Gather up the lines that contain "disable".

═════ EXTRACTED ENTRIES ═════

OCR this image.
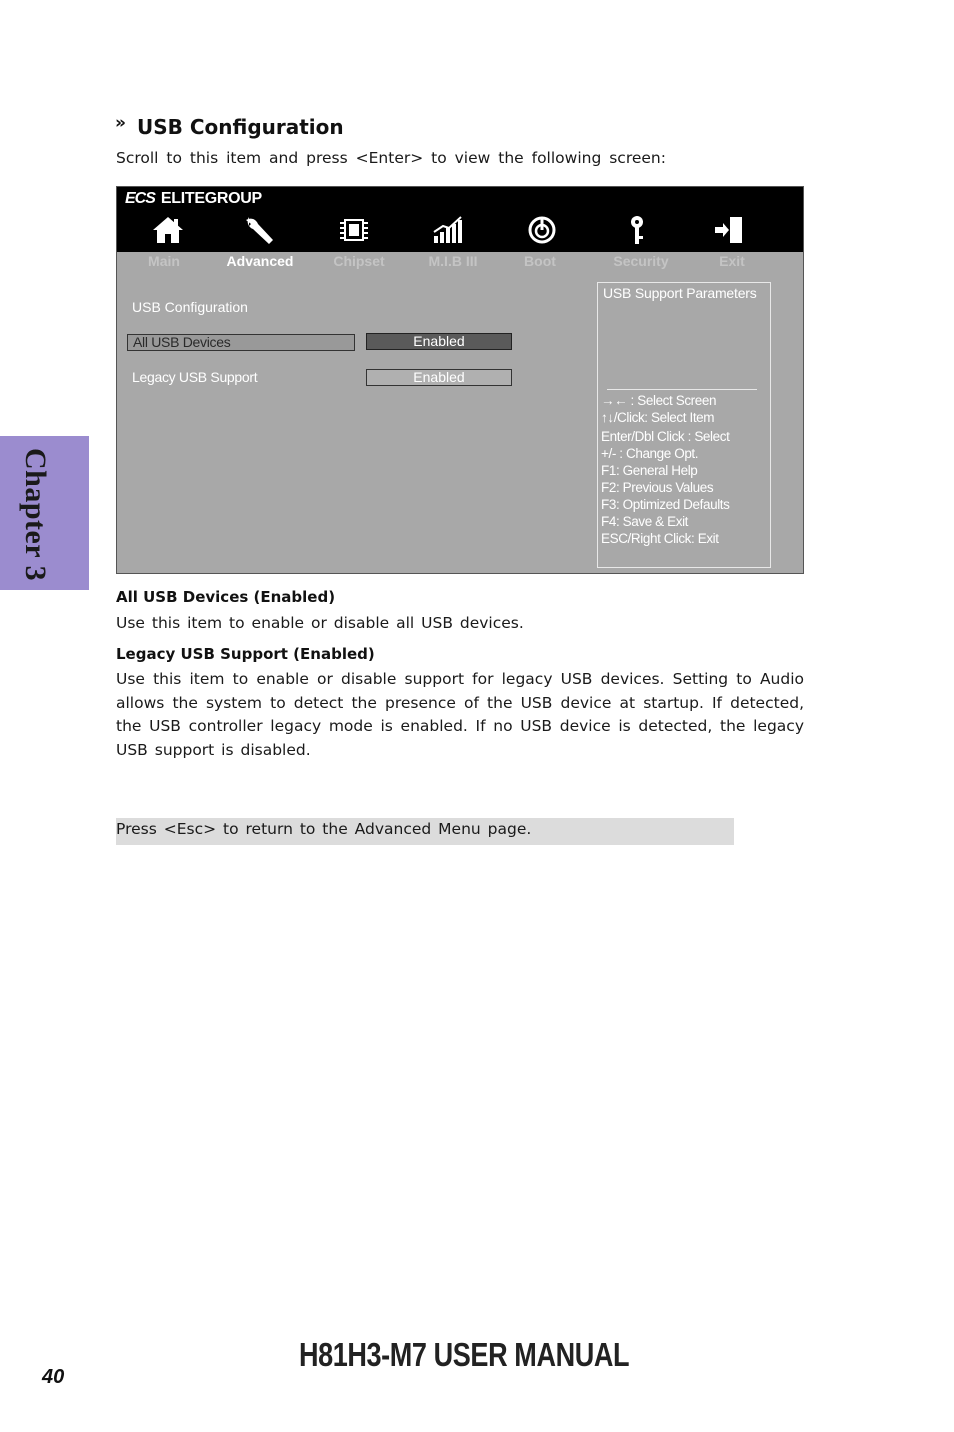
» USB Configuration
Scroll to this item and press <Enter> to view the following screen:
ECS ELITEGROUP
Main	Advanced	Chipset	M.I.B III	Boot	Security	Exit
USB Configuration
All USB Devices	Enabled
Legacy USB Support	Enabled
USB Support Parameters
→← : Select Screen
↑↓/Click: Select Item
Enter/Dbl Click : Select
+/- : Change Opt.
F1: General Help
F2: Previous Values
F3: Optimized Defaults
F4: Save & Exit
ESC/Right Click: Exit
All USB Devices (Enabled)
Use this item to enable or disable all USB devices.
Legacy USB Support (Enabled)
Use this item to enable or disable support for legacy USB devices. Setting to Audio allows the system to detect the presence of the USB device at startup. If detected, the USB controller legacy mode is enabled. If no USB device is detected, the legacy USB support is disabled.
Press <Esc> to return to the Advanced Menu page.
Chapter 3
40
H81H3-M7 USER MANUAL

═════

■ **CORRECT RESULT**
Use this item to enable or disable all USB devices.
Use this item to enable or disable support for legacy USB devices. Setting to Audio allows the system to detect the presence of the USB device at startup. If detected, the USB controller legacy mode is enabled. If no USB device is detected, the legacy USB support is disabled.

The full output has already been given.